--- QUOTED PASSAGE Enclosed Below ---
For multi-step workflows that involve state mutations across multiple systems, the Saga pattern applies directly. If an agent writes a database record, sends a notification, and updates a downstream service, and the third step fails, the scaffolding needs a compensation strategy for the first two. This is not a problem that model capability solves; it requires explicit design of compensating actions and a rollback policy in the scaffolding layer.
These are not exotic concerns. They are the standard discipline of distributed systems engineering, applied to a new kind of executor.
What Willison’s Guide Gets Right
Willison’s guide is useful because it approaches agentic engineering from the engineering side rather than the capabilities side. The emphasis on minimal footprint, granting agents only the permissions they need, is directly traceable to the principle of least privilege in security engineering. The emphasis on preferring reversible actions over irreversible ones is a variant of the same principle applied to operational risk.
The guide’s treatment of prompt injection is also grounded. Prompt injection is not primarily a model problem; it is an architectural one. When an agent reads a document or fetches a webpage, that content is untrusted input arriving through a channel the scaffolding treats as a tool result. There is no cryptographic boundary separating instruction from data, because the model processes both as tokens. The only practical mitigations are architectural: minimize the agent’s permissions, require human confirmation before high-consequence actions, and log tool results alongside subsequent model decisions so anomalous behavior is traceable after the fact.
--- End of Enclosed QUOTED PASSAGE ---
--- DATA EXCERPTS Enclosed Below ---
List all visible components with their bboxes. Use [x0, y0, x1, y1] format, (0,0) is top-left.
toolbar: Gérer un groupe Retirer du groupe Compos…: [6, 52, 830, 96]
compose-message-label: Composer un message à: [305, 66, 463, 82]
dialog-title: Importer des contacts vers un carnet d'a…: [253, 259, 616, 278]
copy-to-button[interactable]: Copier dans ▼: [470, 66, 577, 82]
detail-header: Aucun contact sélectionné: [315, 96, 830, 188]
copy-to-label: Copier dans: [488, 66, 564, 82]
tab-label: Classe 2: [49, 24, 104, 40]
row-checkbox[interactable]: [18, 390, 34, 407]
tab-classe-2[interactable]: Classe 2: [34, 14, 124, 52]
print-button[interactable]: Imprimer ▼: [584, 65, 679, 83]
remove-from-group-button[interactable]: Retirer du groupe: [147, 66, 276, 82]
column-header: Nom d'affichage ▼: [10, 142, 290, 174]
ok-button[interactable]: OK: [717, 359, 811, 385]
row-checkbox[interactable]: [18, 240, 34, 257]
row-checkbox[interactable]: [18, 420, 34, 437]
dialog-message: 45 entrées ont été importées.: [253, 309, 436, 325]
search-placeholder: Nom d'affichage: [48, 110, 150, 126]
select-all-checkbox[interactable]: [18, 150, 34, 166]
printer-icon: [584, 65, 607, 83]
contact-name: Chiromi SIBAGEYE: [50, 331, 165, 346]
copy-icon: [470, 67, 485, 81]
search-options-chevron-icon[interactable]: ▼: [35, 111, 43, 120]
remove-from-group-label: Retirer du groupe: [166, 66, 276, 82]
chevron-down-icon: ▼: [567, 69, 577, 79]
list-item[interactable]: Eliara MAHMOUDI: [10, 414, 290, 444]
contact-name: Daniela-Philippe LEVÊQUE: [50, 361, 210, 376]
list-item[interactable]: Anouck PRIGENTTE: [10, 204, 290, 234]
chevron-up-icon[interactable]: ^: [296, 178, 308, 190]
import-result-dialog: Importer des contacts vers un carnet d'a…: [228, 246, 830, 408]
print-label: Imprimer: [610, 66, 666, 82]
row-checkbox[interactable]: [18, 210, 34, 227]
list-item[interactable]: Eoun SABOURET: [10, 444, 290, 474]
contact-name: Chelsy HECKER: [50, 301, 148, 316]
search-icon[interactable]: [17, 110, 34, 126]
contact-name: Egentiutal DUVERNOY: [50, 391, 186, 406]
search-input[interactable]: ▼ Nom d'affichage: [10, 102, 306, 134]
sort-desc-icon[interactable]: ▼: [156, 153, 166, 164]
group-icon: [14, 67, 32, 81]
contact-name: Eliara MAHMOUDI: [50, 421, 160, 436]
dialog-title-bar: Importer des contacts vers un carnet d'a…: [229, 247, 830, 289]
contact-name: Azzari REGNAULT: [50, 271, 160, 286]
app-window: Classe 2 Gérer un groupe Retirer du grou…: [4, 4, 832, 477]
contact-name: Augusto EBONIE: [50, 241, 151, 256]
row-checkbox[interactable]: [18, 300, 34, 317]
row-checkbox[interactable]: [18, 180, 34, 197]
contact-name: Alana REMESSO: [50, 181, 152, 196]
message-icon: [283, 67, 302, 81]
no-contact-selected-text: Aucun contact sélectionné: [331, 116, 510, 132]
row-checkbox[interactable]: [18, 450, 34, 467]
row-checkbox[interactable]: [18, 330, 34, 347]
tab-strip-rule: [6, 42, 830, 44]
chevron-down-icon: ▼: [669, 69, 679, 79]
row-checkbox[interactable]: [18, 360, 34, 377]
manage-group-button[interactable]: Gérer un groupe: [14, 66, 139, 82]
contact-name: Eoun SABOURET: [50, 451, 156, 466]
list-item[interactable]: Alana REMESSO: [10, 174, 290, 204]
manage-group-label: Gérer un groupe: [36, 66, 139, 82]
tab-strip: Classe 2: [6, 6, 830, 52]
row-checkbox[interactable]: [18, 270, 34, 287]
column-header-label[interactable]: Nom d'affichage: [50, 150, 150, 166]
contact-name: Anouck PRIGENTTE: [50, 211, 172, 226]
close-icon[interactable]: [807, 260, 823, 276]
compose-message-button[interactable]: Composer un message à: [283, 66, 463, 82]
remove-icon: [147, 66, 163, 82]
--- End of Enclosed DATA EXCERPTS ---
◆ **EXERCISES TO COMPLETE**
A) Decide whether each statement agrees with the text on agent scaffolding, answering yes or no and quoting the deciding words: (i) model capability can solve the compensation problem in multi-step workflows; (ii) the guide's emphasis on minimal footprint traces to the principle of least privilege; (iii) a cryptographic boundary separates instruction from data.
B) Write the passage that follows the last sentence of the text on agent scaffolding.

◆ **TASK-BY-TASK RESULTS**
A)
(i) No: "This is not a problem that model capability solves"
(ii) Yes: "is directly traceable to the principle of least privilege in security engineering"
(iii) No: "There is no cryptographic boundary separating instruction from data"

B)
The guide is also correct that observability is a first-class engineering requirement, not an afterthought. An agent that produces wrong results and produces no structured trace of its reasoning and tool calls is effectively undebuggable. You need every tool call, its inputs, its outputs, and the model’s next decision, captured in structured form, to have any basis for diagnosis.
Where Hard Problems Remain
Long-horizon reliability is the open problem that current scaffolding patterns do not fully address. An agent running a task that spans dozens of tool calls across an extended session accumulates context, makes errors, and has no intrinsic mechanism for detecting when its reasoning has drifted from the original goal. The scaffolding can impose checkpoints and summaries, but there is no principled solution to the problem of goal drift over long execution horizons. This is an area where the field is still working from empirical observation rather than established patterns.
Prompt injection at scale remains unsolved. The architectural mitigations reduce risk; they do not eliminate it. An agent with broad tool access and exposure to untrusted content is a target, and the attack surface grows with the agent’s capabilities. Efforts to train models to resist injection are ongoing but have not produced robust defenses against adaptive adversaries.
Cost is a practical constraint that engineering discussions underweight. Context accumulation across a long-running agent task can produce per-run costs that are difficult to predict at design time, because the number of tool calls is non-deterministic. A scaffolding layer with no cost controls will produce surprises in production. Token budgets, maximum loop iteration limits, and cost estimation based on observed task distributions all need to be part of the scaffolding design, not bolted on after the first unexpected invoice.
The field is moving quickly, and the patterns are solidifying. But the core insight is already clear: the scaffolding is the software. The model is one component of a larger system, and the reliability of the whole is determined by the quality of every layer surrounding it.